● **STATED EXERCISE**
Switch "localize" to "locate" and write out the entries again with everything else unchanged. Leave the pictures out.

Visual layout annotation data

***

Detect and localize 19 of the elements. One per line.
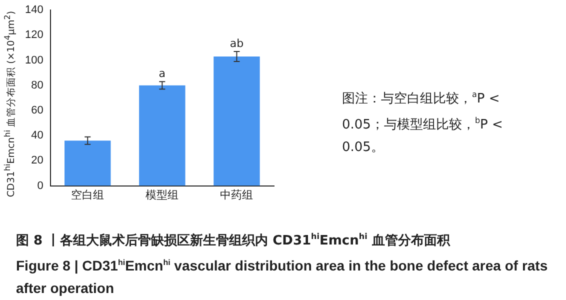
text: 图 8 丨各组大鼠术后骨缺损区新生骨组织内 CD31$^{hi}$Emcn$^{hi}$ 血管分布面积 [16,231,452,250]
y-tick-label: 60 [31,104,44,116]
x-tick-label: 空白组 [71,188,104,202]
y-tick-label: 100 [24,54,44,66]
bar [214,56,260,186]
y-tick-label: 80 [31,79,44,92]
annotation: ab [230,36,244,50]
text: Figure 8 | CD31$^{hi}$Emcn$^{hi}$ vascular distribution area in the bone defect area of rats after operation [16,258,548,296]
bar [64,140,111,186]
bar [139,85,186,186]
y-tick-label: 40 [31,130,44,142]
x-tick-label: 中药组 [220,188,254,202]
y-tick-label: 140 [24,4,44,16]
y-tick-label: 0 [37,180,44,192]
y-tick-label: 20 [31,154,44,167]
text: 图注：与空白组比较，$^{a}$P < 0.05；与模型组比较，$^{b}$P < 0.05。 [342,90,503,155]
y-tick-label: 120 [24,29,44,42]
x-tick-label: 模型组 [146,189,179,202]
annotation: a [158,66,166,80]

***

● **TASK ANSWER**
Detect and locate 19 of the elements. One per line.
text: 图 8 丨各组大鼠术后骨缺损区新生骨组织内 CD31$^{hi}$Emcn$^{hi}$ 血管分布面积 [16,231,452,250]
y-tick-label: 60 [31,104,44,116]
x-tick-label: 空白组 [71,188,104,202]
y-tick-label: 100 [24,54,44,66]
bar [214,56,260,186]
y-tick-label: 80 [31,79,44,92]
annotation: ab [230,36,244,50]
text: Figure 8 | CD31$^{hi}$Emcn$^{hi}$ vascular distribution area in the bone defect area of rats after operation [16,258,548,296]
bar [64,140,111,186]
bar [139,85,186,186]
y-tick-label: 40 [31,130,44,142]
x-tick-label: 中药组 [220,188,254,202]
y-tick-label: 140 [24,4,44,16]
y-tick-label: 0 [37,180,44,192]
y-tick-label: 20 [31,154,44,167]
text: 图注：与空白组比较，$^{a}$P < 0.05；与模型组比较，$^{b}$P < 0.05。 [342,90,503,155]
y-tick-label: 120 [24,29,44,42]
x-tick-label: 模型组 [146,189,179,202]
annotation: a [158,66,166,80]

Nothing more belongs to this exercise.